### Data rows
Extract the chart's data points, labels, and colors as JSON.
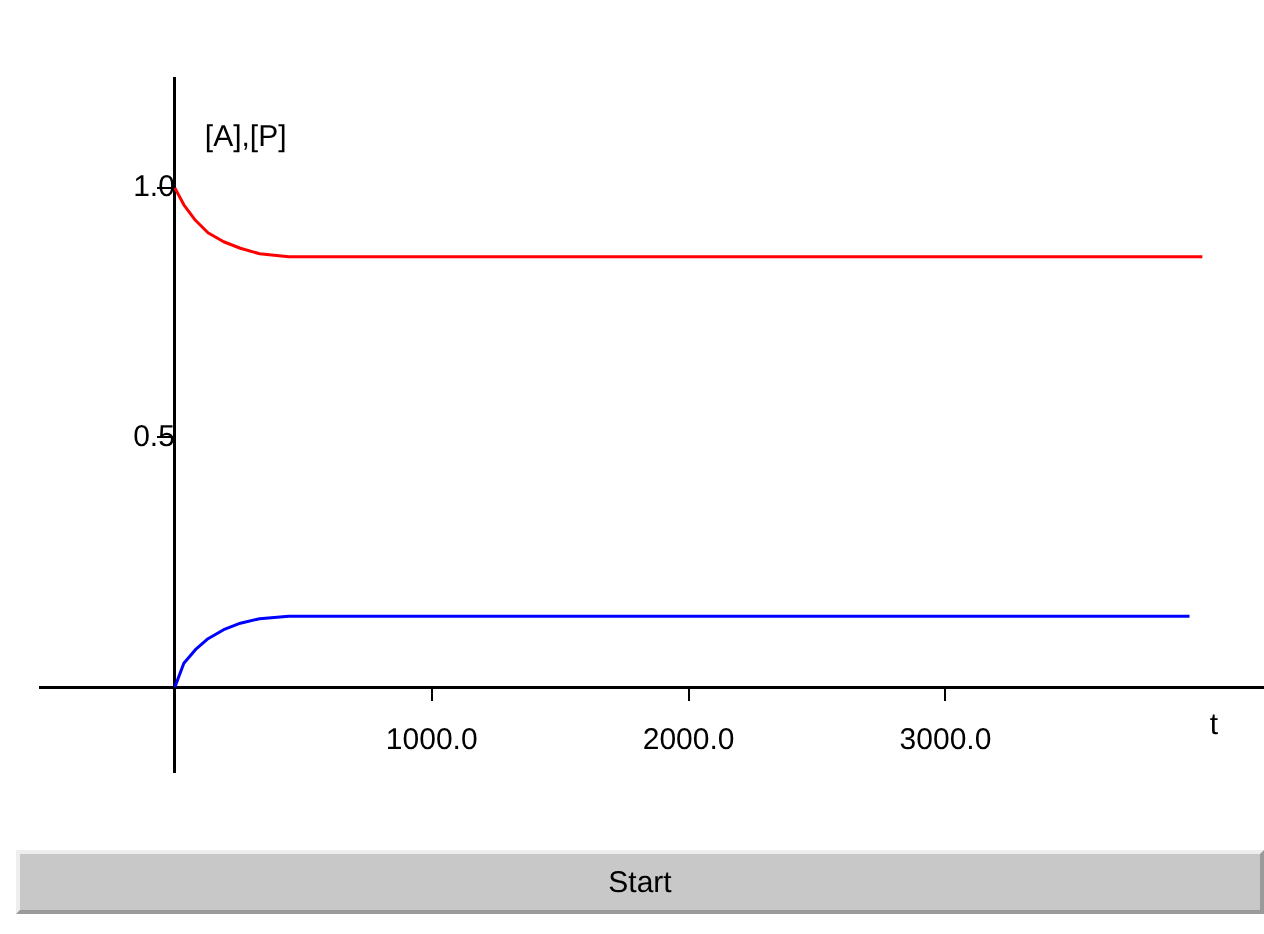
{
  "chart_data": {
    "type": "line",
    "xlabel": "t",
    "ylabel": "[A],[P]",
    "annotations": [
      "Start"
    ],
    "xlim": [
      -525,
      4240
    ],
    "ylim": [
      -0.17,
      1.22
    ],
    "xticks": [
      {
        "value": 1000,
        "label": "1000.0"
      },
      {
        "value": 2000,
        "label": "2000.0"
      },
      {
        "value": 3000,
        "label": "3000.0"
      }
    ],
    "yticks": [
      {
        "value": 0.5,
        "label": "0.5"
      },
      {
        "value": 1,
        "label": "1.0"
      }
    ],
    "grid": false,
    "marker": "none",
    "line_style": "solid",
    "series": [
      {
        "color": "#ff0000",
        "x": [
          0,
          35,
          80,
          129,
          190,
          255,
          330,
          443,
          1000,
          2000,
          3000,
          4000
        ],
        "values": [
          1,
          0.966,
          0.935,
          0.91,
          0.892,
          0.879,
          0.868,
          0.862,
          0.862,
          0.862,
          0.862,
          0.862
        ]
      },
      {
        "color": "#0000ff",
        "x": [
          0,
          35,
          80,
          129,
          190,
          255,
          330,
          443,
          1000,
          2000,
          3000,
          3950
        ],
        "values": [
          0,
          0.048,
          0.075,
          0.097,
          0.115,
          0.128,
          0.137,
          0.142,
          0.142,
          0.142,
          0.142,
          0.142
        ]
      }
    ]
  }
}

### Problem details
Leave images out of the retyped records; keep all else exact.

### Answer in full
Extract the chart's data points, labels, and colors as JSON.
{
  "chart_data": {
    "type": "line",
    "xlabel": "t",
    "ylabel": "[A],[P]",
    "annotations": [
      "Start"
    ],
    "xlim": [
      -525,
      4240
    ],
    "ylim": [
      -0.17,
      1.22
    ],
    "xticks": [
      {
        "value": 1000,
        "label": "1000.0"
      },
      {
        "value": 2000,
        "label": "2000.0"
      },
      {
        "value": 3000,
        "label": "3000.0"
      }
    ],
    "yticks": [
      {
        "value": 0.5,
        "label": "0.5"
      },
      {
        "value": 1,
        "label": "1.0"
      }
    ],
    "grid": false,
    "marker": "none",
    "line_style": "solid",
    "series": [
      {
        "color": "#ff0000",
        "x": [
          0,
          35,
          80,
          129,
          190,
          255,
          330,
          443,
          1000,
          2000,
          3000,
          4000
        ],
        "values": [
          1,
          0.966,
          0.935,
          0.91,
          0.892,
          0.879,
          0.868,
          0.862,
          0.862,
          0.862,
          0.862,
          0.862
        ]
      },
      {
        "color": "#0000ff",
        "x": [
          0,
          35,
          80,
          129,
          190,
          255,
          330,
          443,
          1000,
          2000,
          3000,
          3950
        ],
        "values": [
          0,
          0.048,
          0.075,
          0.097,
          0.115,
          0.128,
          0.137,
          0.142,
          0.142,
          0.142,
          0.142,
          0.142
        ]
      }
    ]
  }
}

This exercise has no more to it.